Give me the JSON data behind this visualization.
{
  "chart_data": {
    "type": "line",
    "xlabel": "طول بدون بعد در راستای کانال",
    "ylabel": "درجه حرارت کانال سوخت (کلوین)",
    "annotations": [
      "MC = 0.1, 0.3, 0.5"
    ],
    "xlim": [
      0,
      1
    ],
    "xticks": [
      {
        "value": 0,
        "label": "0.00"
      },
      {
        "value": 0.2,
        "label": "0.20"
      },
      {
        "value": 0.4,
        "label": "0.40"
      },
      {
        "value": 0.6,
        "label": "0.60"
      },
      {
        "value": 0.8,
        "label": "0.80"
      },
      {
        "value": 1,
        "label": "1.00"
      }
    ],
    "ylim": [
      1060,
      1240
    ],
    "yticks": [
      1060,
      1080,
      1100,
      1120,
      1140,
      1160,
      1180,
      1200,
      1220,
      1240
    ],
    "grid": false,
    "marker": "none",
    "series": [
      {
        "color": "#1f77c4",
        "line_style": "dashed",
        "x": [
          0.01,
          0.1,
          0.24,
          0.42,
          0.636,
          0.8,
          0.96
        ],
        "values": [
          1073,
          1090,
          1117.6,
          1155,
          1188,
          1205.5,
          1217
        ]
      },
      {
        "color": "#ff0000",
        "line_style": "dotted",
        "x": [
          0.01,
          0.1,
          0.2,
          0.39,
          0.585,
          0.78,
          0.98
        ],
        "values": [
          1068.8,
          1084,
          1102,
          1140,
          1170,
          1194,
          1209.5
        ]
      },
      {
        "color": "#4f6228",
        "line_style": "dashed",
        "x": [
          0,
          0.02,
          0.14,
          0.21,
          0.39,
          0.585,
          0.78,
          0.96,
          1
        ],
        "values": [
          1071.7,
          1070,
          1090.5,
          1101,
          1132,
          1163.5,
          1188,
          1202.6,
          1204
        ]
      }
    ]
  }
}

# Your goal
From the listing above, extract every line exactly as it stands.

# Solution to this task
Give me the JSON data behind this visualization.
{
  "chart_data": {
    "type": "line",
    "xlabel": "طول بدون بعد در راستای کانال",
    "ylabel": "درجه حرارت کانال سوخت (کلوین)",
    "annotations": [
      "MC = 0.1, 0.3, 0.5"
    ],
    "xlim": [
      0,
      1
    ],
    "xticks": [
      {
        "value": 0,
        "label": "0.00"
      },
      {
        "value": 0.2,
        "label": "0.20"
      },
      {
        "value": 0.4,
        "label": "0.40"
      },
      {
        "value": 0.6,
        "label": "0.60"
      },
      {
        "value": 0.8,
        "label": "0.80"
      },
      {
        "value": 1,
        "label": "1.00"
      }
    ],
    "ylim": [
      1060,
      1240
    ],
    "yticks": [
      1060,
      1080,
      1100,
      1120,
      1140,
      1160,
      1180,
      1200,
      1220,
      1240
    ],
    "grid": false,
    "marker": "none",
    "series": [
      {
        "color": "#1f77c4",
        "line_style": "dashed",
        "x": [
          0.01,
          0.1,
          0.24,
          0.42,
          0.636,
          0.8,
          0.96
        ],
        "values": [
          1073,
          1090,
          1117.6,
          1155,
          1188,
          1205.5,
          1217
        ]
      },
      {
        "color": "#ff0000",
        "line_style": "dotted",
        "x": [
          0.01,
          0.1,
          0.2,
          0.39,
          0.585,
          0.78,
          0.98
        ],
        "values": [
          1068.8,
          1084,
          1102,
          1140,
          1170,
          1194,
          1209.5
        ]
      },
      {
        "color": "#4f6228",
        "line_style": "dashed",
        "x": [
          0,
          0.02,
          0.14,
          0.21,
          0.39,
          0.585,
          0.78,
          0.96,
          1
        ],
        "values": [
          1071.7,
          1070,
          1090.5,
          1101,
          1132,
          1163.5,
          1188,
          1202.6,
          1204
        ]
      }
    ]
  }
}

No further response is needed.